TRY IT:
Gather up every line from the entries below that uses the word "xlabel".

Stored data:

Segment Open

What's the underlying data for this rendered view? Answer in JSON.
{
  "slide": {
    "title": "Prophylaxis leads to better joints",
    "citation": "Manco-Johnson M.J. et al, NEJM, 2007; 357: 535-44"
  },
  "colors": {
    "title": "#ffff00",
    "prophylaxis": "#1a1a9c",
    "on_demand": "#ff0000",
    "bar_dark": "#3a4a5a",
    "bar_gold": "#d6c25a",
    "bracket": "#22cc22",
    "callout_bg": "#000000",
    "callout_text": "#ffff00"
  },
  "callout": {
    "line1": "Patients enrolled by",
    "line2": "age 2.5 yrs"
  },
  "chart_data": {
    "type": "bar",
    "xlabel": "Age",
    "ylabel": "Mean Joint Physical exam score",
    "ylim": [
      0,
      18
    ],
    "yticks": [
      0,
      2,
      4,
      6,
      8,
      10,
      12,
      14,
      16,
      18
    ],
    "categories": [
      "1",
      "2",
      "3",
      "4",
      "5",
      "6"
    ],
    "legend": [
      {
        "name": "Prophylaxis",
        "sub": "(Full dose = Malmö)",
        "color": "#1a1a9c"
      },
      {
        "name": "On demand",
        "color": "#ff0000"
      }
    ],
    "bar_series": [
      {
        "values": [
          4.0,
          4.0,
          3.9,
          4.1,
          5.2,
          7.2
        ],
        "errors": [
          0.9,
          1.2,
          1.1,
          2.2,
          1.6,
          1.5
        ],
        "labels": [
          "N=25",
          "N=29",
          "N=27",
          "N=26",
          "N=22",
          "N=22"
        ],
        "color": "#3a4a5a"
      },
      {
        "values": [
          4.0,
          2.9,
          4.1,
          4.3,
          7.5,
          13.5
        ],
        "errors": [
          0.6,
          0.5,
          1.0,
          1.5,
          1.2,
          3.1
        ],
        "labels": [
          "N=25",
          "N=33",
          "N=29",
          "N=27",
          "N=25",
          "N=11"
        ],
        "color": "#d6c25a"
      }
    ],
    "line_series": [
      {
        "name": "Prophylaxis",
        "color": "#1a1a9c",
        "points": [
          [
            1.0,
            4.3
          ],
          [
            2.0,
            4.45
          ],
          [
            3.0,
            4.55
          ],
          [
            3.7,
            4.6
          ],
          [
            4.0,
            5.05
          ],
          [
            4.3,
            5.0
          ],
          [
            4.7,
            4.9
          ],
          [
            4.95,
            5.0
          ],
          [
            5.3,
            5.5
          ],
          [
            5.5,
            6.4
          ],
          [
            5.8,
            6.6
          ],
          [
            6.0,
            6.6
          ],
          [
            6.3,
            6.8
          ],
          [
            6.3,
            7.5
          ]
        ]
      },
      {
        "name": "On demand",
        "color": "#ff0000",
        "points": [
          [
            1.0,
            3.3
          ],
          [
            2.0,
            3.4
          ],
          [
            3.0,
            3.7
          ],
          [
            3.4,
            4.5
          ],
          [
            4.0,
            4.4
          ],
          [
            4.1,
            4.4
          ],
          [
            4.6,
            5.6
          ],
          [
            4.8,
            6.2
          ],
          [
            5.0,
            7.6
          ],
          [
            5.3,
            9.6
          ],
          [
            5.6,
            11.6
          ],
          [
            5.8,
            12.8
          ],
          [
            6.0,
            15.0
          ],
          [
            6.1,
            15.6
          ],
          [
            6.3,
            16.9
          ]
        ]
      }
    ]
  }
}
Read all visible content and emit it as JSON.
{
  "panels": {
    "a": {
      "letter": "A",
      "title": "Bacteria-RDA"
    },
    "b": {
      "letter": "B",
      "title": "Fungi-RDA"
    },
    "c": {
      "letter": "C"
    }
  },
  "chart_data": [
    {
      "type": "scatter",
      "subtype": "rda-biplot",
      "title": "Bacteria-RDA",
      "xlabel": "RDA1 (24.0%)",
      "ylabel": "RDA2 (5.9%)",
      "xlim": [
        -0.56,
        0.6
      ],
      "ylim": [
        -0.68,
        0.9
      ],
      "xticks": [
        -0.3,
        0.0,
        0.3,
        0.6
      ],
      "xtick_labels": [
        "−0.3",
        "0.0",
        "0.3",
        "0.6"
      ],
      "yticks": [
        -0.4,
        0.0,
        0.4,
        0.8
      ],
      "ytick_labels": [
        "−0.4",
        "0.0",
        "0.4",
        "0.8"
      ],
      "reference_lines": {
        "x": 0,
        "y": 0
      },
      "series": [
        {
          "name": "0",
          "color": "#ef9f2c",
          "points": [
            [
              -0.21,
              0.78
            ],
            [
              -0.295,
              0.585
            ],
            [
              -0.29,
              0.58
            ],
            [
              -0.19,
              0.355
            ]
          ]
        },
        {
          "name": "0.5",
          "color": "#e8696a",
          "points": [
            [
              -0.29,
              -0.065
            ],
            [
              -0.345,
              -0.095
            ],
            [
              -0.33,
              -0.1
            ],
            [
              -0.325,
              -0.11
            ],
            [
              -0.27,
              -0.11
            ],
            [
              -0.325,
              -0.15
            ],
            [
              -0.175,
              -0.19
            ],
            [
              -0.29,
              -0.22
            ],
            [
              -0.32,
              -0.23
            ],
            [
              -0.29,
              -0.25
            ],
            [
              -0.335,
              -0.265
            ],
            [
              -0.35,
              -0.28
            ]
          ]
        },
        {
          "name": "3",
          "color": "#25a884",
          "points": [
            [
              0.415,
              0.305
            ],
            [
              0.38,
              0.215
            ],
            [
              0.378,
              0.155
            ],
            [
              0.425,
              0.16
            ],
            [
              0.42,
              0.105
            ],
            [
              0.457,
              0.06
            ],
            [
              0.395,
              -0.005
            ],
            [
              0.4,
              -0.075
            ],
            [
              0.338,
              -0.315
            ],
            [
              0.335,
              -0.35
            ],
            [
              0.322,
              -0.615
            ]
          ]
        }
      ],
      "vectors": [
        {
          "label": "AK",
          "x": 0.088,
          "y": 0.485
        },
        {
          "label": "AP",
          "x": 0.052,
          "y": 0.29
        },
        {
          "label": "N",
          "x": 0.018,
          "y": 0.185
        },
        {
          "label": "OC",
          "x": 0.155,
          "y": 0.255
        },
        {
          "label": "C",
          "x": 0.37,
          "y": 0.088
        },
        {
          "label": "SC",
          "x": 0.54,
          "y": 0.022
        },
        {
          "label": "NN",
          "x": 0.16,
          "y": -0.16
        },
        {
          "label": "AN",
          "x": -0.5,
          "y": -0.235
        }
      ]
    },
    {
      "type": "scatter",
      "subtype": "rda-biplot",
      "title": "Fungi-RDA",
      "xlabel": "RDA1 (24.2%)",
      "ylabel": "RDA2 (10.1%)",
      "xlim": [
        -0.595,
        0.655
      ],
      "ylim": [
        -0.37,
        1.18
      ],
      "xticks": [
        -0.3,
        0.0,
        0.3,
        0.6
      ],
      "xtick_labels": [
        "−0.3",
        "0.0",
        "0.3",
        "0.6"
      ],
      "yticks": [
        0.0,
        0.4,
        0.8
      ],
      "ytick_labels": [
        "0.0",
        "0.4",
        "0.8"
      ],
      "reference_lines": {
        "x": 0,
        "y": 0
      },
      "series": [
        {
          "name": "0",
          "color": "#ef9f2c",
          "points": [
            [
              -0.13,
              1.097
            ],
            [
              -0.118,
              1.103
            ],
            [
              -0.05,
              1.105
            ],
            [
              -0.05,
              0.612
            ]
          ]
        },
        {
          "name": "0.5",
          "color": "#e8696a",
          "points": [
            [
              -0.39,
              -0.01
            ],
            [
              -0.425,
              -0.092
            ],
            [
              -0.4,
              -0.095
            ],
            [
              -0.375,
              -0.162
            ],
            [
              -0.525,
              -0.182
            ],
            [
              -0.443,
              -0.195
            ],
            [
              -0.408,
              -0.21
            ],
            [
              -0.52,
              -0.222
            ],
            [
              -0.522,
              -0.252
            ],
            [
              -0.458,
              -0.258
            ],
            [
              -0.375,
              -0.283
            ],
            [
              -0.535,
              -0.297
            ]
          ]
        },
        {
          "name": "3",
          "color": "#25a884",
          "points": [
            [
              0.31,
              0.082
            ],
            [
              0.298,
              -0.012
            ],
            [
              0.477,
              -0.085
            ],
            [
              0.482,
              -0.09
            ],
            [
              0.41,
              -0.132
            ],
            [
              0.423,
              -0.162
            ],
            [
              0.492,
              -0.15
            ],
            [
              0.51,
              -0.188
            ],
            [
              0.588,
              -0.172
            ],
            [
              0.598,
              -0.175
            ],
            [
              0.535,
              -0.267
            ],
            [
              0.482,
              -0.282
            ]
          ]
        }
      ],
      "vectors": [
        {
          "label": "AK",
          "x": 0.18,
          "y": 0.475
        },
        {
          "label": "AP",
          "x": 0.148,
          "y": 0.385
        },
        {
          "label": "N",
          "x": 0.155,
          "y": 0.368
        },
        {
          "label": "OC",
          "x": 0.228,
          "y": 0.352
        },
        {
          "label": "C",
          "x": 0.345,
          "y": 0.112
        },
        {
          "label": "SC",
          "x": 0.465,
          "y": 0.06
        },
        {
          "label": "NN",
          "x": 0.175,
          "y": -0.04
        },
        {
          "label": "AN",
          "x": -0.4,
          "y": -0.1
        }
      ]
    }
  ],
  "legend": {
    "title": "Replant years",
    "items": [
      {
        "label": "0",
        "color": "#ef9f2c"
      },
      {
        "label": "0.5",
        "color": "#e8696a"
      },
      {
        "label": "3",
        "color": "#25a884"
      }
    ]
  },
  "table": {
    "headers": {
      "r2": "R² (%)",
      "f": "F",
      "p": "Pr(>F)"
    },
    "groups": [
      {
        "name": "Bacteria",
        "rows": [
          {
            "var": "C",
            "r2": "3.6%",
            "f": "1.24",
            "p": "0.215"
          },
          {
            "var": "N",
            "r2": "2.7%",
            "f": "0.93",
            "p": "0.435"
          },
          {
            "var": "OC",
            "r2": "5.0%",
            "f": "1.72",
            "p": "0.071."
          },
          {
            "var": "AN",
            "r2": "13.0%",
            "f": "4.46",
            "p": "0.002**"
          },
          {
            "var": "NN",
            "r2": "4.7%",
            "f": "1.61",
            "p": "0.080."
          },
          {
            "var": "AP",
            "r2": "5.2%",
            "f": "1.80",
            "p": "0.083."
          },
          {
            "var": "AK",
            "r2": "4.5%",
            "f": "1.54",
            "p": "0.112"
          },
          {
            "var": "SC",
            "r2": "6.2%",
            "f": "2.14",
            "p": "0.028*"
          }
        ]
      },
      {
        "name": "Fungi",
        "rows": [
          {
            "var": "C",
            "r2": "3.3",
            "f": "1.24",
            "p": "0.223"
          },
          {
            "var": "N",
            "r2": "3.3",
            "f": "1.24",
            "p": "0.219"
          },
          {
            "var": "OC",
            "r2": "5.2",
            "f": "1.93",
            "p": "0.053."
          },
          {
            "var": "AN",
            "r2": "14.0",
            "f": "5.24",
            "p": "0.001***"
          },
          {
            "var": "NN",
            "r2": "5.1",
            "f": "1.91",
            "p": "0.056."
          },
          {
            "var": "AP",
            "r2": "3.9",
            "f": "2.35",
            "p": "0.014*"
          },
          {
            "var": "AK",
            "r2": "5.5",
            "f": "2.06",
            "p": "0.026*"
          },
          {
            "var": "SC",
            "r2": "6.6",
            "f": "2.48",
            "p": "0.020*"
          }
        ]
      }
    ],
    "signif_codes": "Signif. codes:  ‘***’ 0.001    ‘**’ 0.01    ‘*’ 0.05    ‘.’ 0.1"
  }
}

Segment Closed

ANSWER BOX:
    "xlabel": "Age",
      "xlabel": "RDA1 (24.0%)",
      "xlabel": "RDA1 (24.2%)",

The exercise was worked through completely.